• STATED PROBLEM
Filter the listing below, copying every line in which the word "name" appears.

• ROWS
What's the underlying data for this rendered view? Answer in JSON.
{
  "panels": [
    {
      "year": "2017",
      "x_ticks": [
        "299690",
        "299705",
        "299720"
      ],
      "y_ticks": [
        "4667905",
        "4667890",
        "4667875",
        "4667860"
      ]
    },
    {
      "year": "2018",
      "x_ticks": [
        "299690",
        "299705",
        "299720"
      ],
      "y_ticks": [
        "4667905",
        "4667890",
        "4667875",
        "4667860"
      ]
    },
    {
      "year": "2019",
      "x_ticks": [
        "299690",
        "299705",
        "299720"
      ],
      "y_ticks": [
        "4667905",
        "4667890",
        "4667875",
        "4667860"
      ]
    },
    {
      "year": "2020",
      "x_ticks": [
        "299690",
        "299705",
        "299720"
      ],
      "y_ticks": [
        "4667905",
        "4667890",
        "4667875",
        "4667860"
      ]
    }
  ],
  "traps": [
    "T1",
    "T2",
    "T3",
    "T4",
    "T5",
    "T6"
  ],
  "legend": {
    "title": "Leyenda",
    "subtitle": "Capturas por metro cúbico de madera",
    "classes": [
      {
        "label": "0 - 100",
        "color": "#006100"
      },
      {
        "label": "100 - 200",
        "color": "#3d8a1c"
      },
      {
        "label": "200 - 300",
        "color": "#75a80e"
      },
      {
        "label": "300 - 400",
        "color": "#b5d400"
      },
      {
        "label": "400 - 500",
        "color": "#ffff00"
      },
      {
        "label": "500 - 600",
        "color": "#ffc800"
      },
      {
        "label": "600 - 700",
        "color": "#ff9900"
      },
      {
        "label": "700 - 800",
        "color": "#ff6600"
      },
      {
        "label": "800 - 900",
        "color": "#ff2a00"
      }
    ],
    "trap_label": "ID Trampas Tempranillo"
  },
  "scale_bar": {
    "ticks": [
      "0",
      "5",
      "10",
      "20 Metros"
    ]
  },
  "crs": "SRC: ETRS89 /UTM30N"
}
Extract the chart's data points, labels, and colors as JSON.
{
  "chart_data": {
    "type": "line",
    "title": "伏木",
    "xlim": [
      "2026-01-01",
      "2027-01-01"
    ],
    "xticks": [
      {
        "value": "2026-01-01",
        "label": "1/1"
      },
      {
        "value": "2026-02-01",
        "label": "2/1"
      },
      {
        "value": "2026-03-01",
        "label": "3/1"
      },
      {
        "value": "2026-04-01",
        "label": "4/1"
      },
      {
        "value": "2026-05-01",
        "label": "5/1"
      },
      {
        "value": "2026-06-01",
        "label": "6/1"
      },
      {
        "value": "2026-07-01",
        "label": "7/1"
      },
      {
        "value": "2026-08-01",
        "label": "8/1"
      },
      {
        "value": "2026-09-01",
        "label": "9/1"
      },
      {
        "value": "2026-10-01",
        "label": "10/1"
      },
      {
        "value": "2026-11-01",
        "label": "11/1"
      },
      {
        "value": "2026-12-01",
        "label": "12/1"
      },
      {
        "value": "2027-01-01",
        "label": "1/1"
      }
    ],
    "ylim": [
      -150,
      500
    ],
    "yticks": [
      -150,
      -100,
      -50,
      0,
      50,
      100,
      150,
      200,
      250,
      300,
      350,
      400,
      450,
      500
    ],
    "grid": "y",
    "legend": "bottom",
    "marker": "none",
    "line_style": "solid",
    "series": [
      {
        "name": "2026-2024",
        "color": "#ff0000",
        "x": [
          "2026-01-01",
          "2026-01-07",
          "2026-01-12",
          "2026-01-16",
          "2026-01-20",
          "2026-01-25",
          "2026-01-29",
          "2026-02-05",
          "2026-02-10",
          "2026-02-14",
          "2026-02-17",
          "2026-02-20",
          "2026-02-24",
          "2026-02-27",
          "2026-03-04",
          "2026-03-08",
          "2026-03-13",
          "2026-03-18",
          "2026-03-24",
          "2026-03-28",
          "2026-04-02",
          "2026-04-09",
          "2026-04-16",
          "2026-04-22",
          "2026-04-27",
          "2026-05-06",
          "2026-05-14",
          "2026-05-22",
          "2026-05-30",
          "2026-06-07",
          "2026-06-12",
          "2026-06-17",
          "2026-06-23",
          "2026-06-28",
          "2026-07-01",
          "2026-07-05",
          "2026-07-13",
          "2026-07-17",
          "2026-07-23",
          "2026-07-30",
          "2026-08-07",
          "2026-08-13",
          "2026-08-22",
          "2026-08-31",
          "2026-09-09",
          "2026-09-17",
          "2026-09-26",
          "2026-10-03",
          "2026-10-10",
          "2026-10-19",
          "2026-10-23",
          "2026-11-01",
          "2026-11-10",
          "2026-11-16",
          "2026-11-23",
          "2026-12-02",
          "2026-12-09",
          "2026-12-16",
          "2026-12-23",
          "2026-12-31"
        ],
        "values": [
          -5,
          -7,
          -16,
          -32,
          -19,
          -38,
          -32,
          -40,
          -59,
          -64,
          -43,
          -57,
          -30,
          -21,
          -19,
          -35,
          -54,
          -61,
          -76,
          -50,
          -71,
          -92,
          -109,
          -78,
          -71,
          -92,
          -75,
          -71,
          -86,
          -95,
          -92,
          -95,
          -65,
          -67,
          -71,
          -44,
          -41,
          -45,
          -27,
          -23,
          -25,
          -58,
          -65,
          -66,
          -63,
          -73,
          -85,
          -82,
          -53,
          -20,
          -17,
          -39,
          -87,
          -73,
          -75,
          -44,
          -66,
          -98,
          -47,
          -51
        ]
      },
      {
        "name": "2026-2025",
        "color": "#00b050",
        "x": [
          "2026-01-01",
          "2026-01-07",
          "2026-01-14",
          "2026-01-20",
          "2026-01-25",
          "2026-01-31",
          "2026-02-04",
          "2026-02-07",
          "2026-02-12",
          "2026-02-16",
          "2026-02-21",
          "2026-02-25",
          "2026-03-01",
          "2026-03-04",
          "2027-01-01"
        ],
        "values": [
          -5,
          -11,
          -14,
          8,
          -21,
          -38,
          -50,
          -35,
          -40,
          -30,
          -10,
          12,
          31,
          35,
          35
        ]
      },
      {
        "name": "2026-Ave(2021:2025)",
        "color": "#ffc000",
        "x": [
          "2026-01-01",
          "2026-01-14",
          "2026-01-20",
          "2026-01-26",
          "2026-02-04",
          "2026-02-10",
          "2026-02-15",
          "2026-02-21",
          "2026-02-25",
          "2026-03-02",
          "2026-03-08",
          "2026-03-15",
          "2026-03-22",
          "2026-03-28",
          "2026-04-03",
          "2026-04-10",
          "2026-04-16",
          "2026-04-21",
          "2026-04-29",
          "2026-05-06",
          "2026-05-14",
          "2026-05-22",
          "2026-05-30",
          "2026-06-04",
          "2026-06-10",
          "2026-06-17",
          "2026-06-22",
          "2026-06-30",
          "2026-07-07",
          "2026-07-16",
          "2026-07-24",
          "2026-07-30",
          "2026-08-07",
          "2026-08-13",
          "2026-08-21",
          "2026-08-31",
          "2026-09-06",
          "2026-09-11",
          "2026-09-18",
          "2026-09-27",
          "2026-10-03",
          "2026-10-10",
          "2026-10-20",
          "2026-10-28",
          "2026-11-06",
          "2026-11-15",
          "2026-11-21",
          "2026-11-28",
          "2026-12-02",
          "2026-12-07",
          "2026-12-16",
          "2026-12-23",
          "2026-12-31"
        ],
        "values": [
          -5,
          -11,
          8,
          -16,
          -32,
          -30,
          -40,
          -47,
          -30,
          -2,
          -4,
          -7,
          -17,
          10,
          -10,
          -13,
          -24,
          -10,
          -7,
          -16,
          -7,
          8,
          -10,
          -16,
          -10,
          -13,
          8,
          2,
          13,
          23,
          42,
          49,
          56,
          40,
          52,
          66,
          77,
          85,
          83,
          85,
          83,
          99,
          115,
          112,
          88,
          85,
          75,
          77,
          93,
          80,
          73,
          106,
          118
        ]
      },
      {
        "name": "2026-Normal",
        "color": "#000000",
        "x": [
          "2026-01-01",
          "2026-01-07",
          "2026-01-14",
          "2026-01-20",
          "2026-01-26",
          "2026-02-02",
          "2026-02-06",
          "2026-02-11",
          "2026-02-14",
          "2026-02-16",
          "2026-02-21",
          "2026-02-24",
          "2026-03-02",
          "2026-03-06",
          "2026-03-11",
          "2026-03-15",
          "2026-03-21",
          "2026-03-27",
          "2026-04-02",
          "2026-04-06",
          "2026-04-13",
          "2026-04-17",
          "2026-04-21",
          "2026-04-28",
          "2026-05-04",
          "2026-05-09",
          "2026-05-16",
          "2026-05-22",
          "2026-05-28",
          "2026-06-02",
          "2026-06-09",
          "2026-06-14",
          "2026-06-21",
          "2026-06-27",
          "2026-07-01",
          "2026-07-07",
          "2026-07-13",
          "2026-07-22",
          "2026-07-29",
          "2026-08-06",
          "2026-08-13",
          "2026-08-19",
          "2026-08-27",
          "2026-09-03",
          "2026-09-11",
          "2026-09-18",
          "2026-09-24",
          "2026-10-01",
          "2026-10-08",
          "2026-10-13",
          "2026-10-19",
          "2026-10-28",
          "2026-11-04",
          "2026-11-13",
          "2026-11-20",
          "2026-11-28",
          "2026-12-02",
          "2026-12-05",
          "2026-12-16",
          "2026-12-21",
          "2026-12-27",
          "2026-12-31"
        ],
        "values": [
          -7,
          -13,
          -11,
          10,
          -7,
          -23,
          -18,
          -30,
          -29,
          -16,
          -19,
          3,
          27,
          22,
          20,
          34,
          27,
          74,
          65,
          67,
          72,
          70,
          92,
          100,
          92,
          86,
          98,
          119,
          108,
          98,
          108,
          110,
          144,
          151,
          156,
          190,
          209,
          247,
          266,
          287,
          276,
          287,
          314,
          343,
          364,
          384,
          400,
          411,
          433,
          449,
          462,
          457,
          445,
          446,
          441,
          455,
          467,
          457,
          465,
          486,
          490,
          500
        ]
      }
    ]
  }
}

• OUTPUT FOR THIS EXERCISE
        "name": "2026-2024",
        "name": "2026-2025",
        "name": "2026-Ave(2021:2025)",
        "name": "2026-Normal",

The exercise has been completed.